→ **WHAT YOU WILL DO**
Copy out everything in the records below from the line containing "Give me the" down to the line containing "x-tick-label: 10 [187, 451, 210, 473]", both included, keeping every character unchanged.

→ **GIVEN ENTRIES**
******************************

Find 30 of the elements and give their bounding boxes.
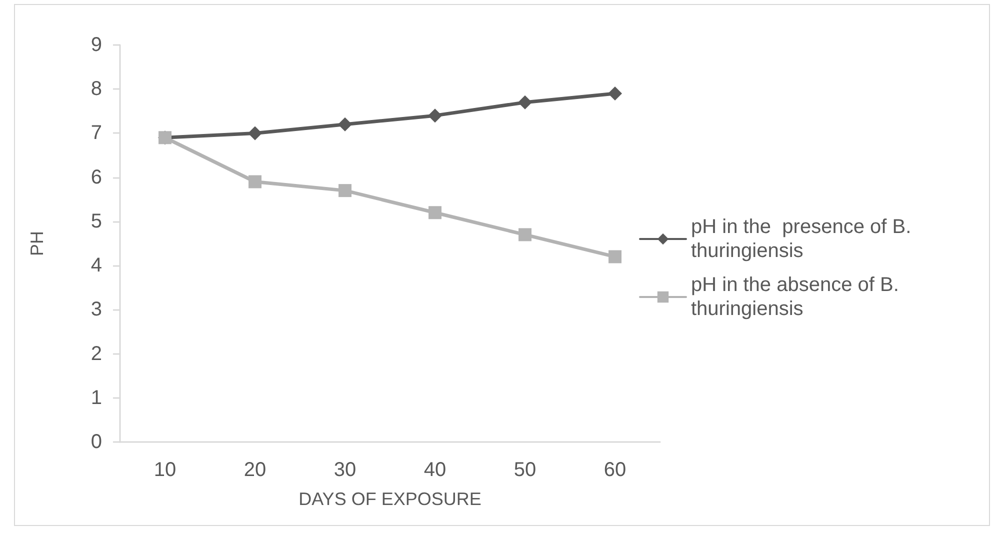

******************************

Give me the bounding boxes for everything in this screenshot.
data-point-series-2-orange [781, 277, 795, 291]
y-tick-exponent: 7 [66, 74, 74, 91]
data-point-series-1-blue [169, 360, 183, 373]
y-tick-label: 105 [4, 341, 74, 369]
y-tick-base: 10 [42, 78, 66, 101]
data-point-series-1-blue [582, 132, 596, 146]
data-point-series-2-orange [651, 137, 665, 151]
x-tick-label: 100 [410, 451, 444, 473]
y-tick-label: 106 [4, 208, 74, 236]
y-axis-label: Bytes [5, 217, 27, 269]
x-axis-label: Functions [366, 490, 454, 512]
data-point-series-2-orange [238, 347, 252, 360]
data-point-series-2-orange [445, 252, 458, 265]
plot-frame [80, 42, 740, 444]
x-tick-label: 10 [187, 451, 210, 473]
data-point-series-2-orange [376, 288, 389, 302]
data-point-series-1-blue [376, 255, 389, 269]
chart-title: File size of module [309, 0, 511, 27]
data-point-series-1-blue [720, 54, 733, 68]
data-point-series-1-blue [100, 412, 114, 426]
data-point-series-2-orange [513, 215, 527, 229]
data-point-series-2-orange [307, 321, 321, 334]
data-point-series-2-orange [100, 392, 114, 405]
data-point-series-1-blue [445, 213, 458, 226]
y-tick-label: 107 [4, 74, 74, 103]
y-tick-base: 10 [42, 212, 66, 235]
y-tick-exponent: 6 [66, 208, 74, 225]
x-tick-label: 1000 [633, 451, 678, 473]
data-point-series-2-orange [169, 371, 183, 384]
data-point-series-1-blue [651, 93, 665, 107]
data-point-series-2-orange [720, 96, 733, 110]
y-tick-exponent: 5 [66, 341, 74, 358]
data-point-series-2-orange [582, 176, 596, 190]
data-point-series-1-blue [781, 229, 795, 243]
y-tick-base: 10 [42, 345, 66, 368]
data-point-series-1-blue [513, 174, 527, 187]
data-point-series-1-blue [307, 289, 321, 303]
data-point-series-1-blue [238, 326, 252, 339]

******************************

→ **RESULT FOR THIS EXERCISE**
Give me the bounding boxes for everything in this screenshot.
data-point-series-2-orange [781, 277, 795, 291]
y-tick-exponent: 7 [66, 74, 74, 91]
data-point-series-1-blue [169, 360, 183, 373]
y-tick-label: 105 [4, 341, 74, 369]
y-tick-base: 10 [42, 78, 66, 101]
data-point-series-1-blue [582, 132, 596, 146]
data-point-series-2-orange [651, 137, 665, 151]
x-tick-label: 100 [410, 451, 444, 473]
y-tick-label: 106 [4, 208, 74, 236]
y-axis-label: Bytes [5, 217, 27, 269]
x-axis-label: Functions [366, 490, 454, 512]
data-point-series-2-orange [238, 347, 252, 360]
data-point-series-2-orange [445, 252, 458, 265]
plot-frame [80, 42, 740, 444]
x-tick-label: 10 [187, 451, 210, 473]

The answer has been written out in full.